--- begin ---

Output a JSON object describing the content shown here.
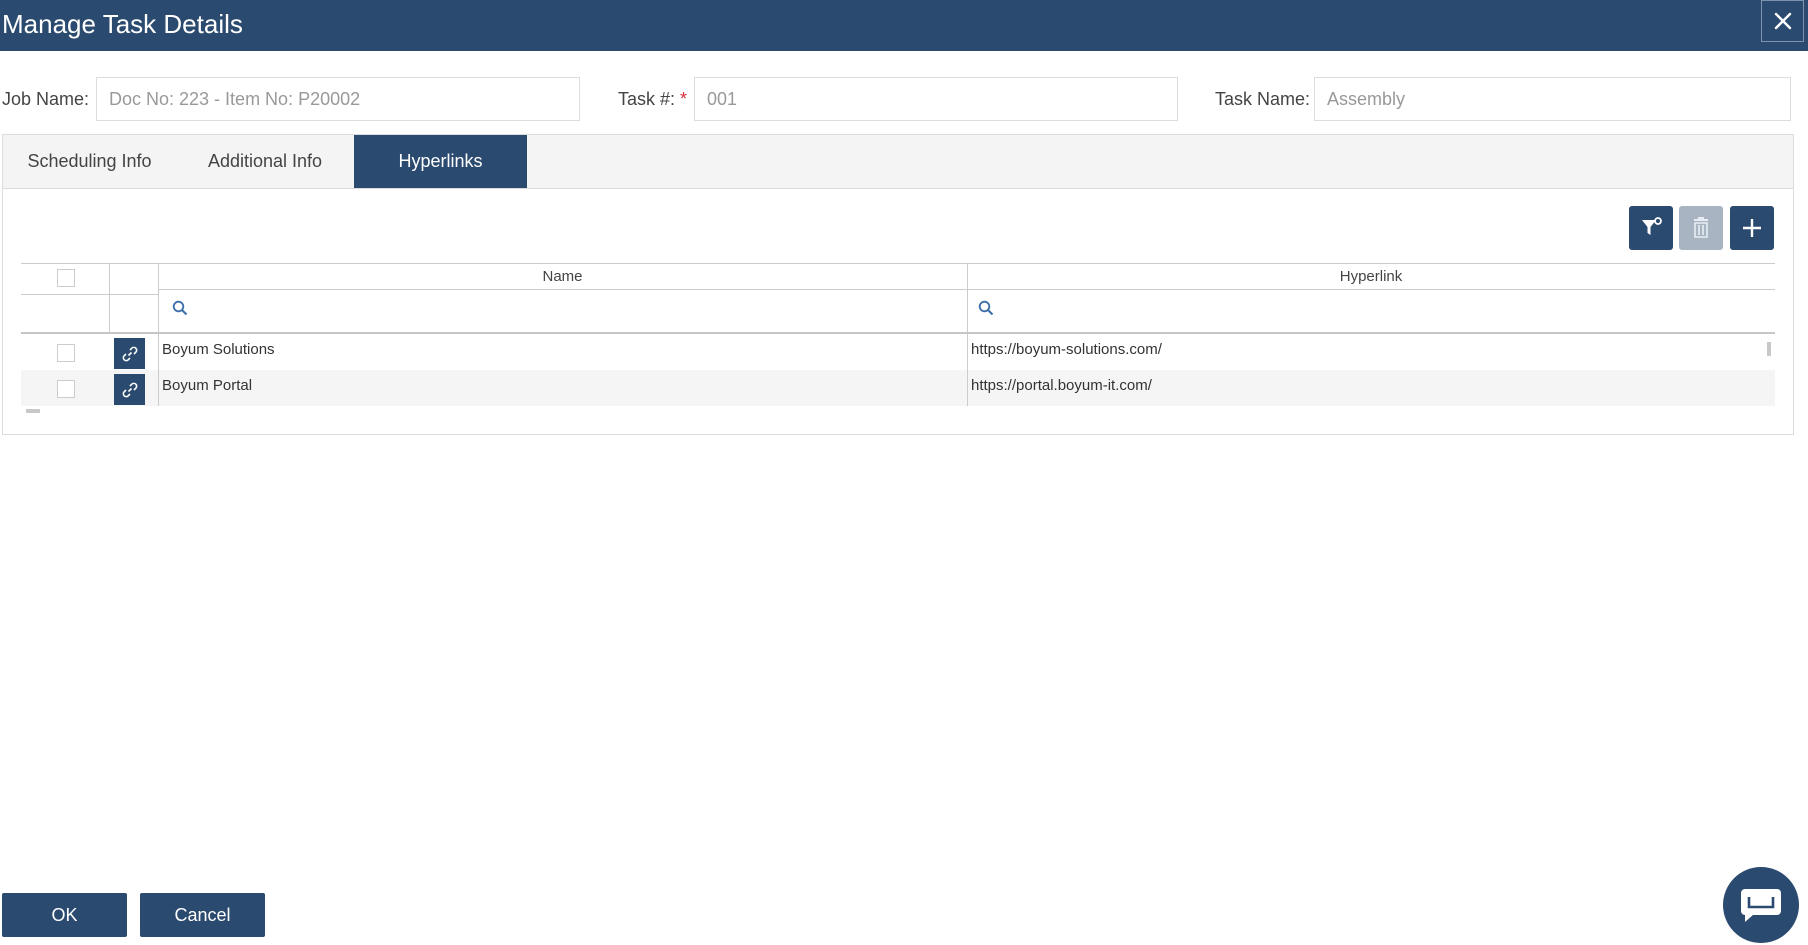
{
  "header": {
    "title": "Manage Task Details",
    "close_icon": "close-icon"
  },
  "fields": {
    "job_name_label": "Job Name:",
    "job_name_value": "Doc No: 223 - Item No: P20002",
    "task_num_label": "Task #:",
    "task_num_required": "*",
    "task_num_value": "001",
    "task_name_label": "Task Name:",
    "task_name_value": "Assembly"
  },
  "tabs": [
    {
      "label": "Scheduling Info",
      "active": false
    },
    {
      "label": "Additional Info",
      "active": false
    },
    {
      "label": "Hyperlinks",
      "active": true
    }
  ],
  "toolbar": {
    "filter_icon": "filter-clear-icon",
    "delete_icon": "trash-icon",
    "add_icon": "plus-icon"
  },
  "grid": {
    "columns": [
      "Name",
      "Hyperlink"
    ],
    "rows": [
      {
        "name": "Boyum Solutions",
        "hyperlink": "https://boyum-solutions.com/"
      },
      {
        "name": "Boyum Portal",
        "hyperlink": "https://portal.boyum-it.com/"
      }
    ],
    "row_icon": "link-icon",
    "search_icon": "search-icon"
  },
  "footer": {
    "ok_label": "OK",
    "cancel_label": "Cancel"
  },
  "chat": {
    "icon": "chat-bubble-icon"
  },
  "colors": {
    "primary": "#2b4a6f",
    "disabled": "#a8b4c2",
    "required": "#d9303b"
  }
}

--- end ---
--- begin ---

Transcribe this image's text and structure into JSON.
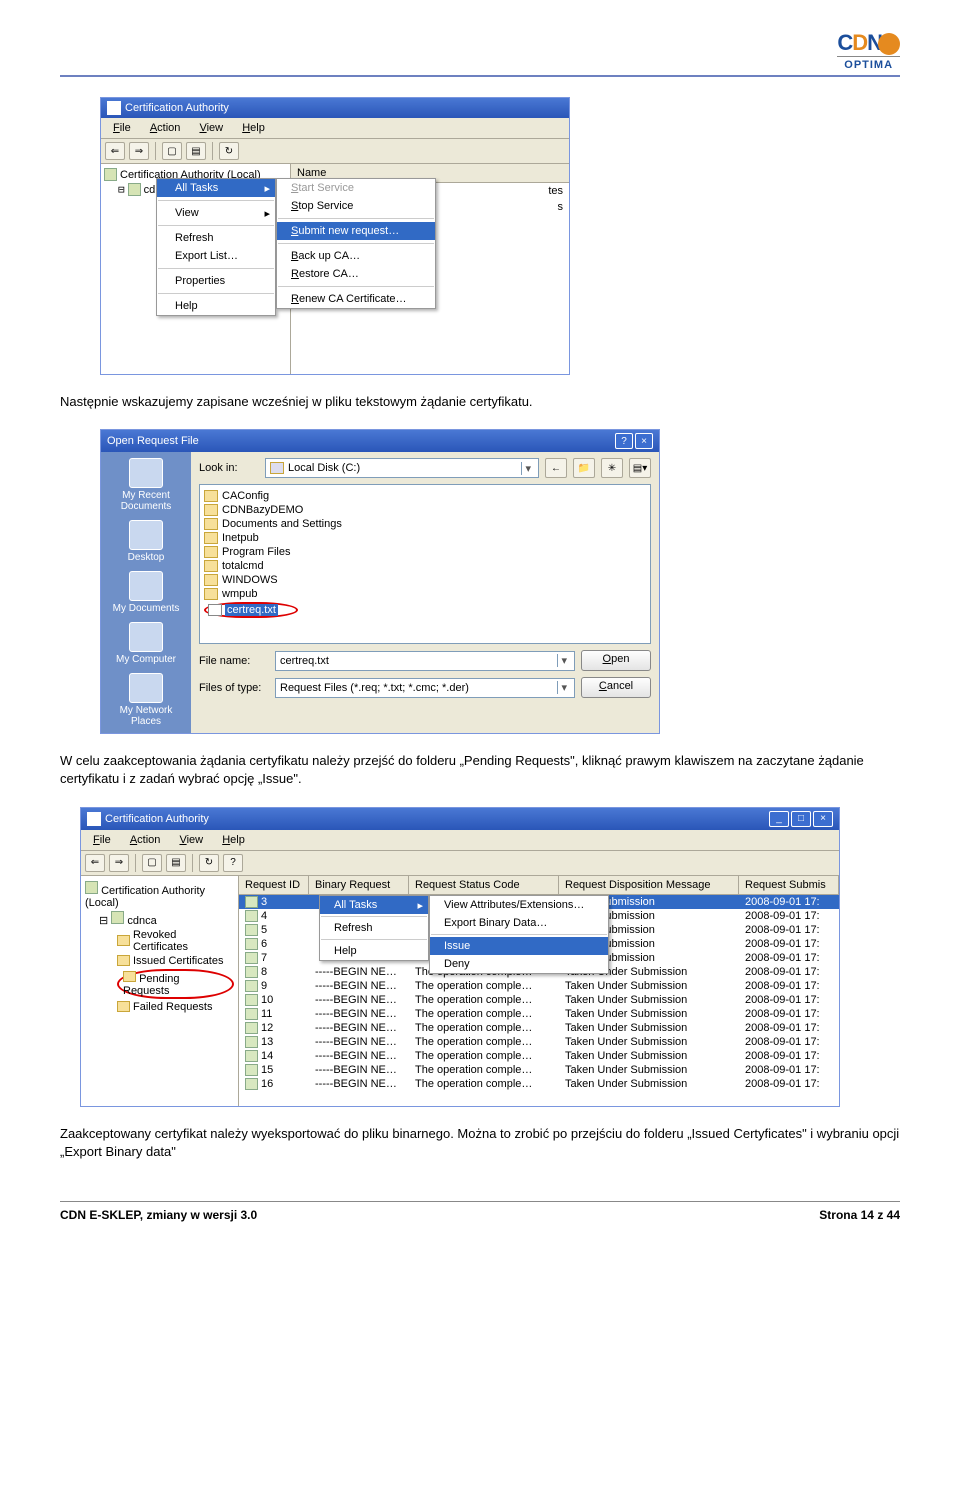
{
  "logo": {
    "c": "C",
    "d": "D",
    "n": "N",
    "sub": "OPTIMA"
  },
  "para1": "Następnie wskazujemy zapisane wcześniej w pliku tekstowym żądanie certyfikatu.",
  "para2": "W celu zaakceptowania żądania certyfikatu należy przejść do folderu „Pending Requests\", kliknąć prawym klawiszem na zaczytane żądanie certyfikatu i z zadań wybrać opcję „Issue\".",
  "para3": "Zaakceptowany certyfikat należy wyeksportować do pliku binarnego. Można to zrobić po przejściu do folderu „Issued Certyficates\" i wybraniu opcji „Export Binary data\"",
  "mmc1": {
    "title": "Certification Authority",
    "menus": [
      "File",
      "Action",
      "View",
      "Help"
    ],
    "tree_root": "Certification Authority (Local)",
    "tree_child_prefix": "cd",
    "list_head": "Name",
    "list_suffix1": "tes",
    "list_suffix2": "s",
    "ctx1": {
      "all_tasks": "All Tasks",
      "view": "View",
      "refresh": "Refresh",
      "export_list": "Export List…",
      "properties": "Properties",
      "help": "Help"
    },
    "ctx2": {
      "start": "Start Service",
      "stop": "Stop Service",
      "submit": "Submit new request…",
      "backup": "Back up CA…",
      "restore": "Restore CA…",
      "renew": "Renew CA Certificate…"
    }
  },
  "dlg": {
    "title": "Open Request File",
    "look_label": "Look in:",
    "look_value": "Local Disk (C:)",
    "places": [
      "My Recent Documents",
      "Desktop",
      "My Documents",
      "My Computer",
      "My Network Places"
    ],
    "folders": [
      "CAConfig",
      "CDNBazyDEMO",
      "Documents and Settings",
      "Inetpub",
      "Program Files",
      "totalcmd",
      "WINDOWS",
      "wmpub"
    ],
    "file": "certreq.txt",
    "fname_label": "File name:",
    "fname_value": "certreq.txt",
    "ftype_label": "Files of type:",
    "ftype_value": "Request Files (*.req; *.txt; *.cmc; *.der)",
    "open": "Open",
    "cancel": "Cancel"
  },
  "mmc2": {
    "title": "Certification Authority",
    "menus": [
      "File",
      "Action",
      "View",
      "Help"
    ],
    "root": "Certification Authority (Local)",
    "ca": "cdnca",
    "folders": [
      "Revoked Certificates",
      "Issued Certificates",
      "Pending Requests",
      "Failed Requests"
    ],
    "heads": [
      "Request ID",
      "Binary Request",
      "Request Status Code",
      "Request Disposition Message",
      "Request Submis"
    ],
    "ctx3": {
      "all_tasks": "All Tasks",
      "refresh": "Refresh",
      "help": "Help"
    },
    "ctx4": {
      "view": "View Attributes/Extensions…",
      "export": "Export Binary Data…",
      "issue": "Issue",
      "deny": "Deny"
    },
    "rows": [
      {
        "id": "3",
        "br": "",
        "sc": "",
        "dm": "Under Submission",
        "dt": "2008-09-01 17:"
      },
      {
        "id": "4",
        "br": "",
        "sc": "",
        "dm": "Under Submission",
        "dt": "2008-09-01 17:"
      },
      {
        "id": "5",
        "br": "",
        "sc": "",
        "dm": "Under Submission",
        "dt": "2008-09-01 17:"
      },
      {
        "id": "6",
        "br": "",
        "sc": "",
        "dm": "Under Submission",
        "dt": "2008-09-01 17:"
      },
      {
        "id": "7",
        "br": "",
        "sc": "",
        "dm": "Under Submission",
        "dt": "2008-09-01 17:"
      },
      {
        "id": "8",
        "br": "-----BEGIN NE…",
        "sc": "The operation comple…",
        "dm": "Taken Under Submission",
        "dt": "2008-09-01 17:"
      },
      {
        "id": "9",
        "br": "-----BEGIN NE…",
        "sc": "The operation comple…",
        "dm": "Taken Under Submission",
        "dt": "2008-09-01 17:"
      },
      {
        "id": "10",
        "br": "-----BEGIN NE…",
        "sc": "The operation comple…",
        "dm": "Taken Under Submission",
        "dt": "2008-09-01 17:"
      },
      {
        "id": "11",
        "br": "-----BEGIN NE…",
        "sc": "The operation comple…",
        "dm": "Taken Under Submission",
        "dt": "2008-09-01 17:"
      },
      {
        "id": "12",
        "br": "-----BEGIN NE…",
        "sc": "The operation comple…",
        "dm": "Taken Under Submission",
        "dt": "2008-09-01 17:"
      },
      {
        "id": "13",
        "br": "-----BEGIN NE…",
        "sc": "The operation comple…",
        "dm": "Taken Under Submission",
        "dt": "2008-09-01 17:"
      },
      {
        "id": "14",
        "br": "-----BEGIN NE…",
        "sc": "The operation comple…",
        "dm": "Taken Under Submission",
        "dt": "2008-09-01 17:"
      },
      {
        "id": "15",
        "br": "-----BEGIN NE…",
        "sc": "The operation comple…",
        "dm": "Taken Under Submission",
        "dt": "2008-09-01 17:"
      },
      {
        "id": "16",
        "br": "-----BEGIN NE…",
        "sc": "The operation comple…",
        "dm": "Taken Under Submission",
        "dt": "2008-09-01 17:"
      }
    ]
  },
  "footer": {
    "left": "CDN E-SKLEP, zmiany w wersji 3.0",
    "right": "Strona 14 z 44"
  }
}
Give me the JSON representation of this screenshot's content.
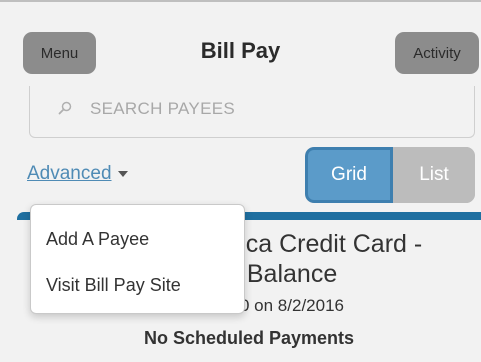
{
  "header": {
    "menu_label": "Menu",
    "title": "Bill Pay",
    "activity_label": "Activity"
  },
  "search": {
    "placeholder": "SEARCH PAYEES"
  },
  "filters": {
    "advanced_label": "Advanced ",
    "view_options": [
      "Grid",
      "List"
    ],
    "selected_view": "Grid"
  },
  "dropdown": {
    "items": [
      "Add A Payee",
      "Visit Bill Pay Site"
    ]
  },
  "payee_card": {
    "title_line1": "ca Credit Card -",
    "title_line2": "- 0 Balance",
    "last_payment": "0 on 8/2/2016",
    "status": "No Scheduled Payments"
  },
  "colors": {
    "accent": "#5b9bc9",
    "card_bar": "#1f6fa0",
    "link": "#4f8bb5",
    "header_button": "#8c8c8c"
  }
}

--- end ---
--- begin ---

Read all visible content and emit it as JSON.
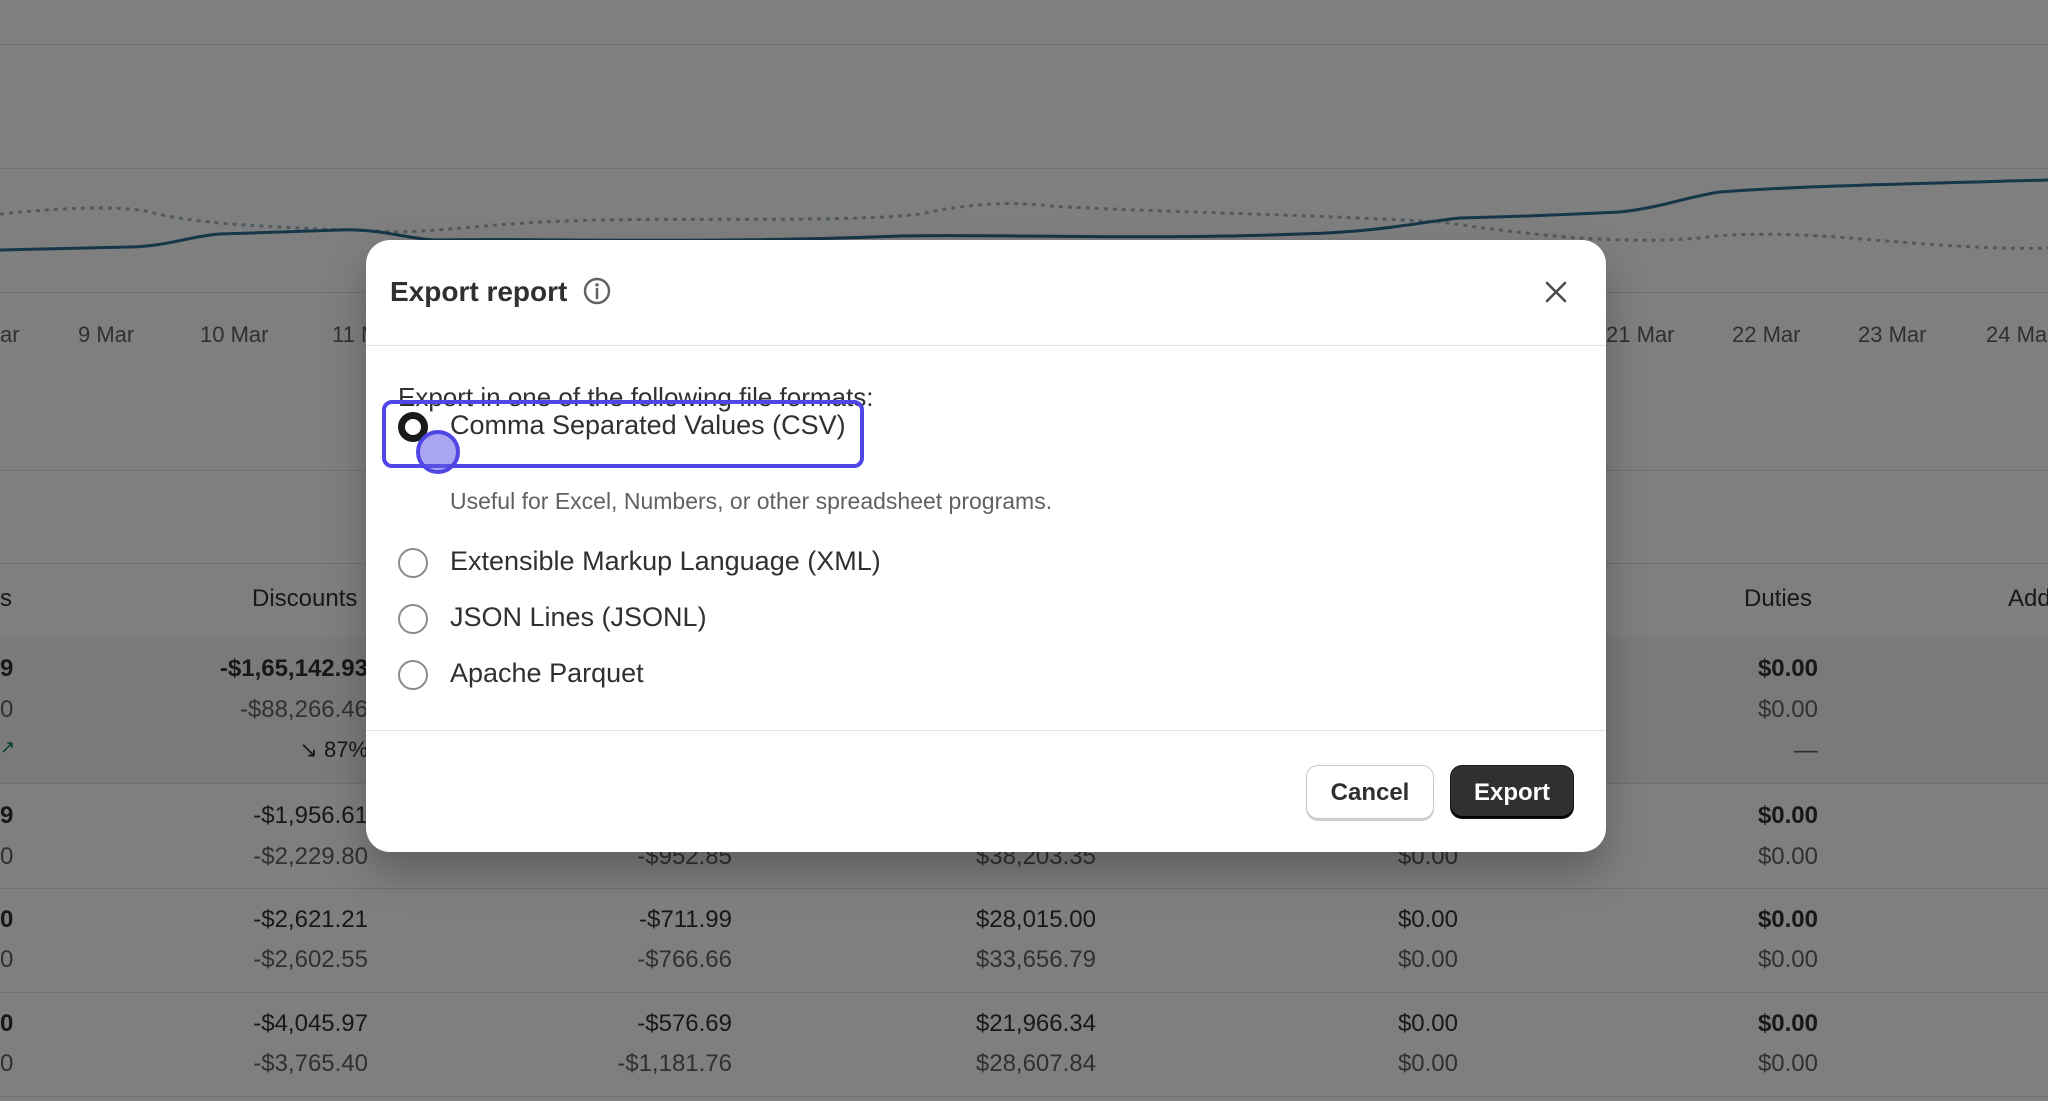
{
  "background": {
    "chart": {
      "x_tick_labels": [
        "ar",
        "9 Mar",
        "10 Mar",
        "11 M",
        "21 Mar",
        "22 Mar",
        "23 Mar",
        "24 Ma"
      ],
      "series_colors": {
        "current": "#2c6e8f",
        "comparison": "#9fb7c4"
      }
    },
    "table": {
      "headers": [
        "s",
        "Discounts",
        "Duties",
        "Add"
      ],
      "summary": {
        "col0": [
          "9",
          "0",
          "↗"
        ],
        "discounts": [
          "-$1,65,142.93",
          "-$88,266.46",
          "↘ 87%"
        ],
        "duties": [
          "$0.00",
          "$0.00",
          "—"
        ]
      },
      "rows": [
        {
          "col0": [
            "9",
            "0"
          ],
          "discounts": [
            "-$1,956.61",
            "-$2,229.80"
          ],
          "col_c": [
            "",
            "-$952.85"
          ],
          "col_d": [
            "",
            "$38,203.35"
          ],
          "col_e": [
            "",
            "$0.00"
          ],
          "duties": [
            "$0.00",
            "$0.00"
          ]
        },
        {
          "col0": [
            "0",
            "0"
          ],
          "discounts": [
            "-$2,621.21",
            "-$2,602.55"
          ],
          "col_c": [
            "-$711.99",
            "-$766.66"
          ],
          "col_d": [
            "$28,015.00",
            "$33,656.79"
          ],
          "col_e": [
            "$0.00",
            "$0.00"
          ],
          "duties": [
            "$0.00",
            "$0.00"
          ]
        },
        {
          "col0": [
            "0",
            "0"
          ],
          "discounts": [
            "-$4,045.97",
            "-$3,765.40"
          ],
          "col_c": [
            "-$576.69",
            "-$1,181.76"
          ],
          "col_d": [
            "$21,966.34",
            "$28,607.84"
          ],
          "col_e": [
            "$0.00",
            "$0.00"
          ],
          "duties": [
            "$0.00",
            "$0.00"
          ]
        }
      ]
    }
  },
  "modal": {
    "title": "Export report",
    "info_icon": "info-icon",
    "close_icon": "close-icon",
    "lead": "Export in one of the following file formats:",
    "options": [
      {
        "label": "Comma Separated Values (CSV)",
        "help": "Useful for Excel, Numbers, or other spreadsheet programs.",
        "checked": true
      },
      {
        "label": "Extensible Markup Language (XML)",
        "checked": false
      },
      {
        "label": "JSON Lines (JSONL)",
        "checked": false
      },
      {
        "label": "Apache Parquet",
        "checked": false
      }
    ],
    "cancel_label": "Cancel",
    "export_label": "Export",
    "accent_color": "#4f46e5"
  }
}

--- end ---

What to work on:
Find the word "Cancel" in the entries above and gather every line that holds it.

Output for this task:
    "cancel_label": "Cancel"
    "cancel": "Cancel"
    "cancel_label": "Cancel",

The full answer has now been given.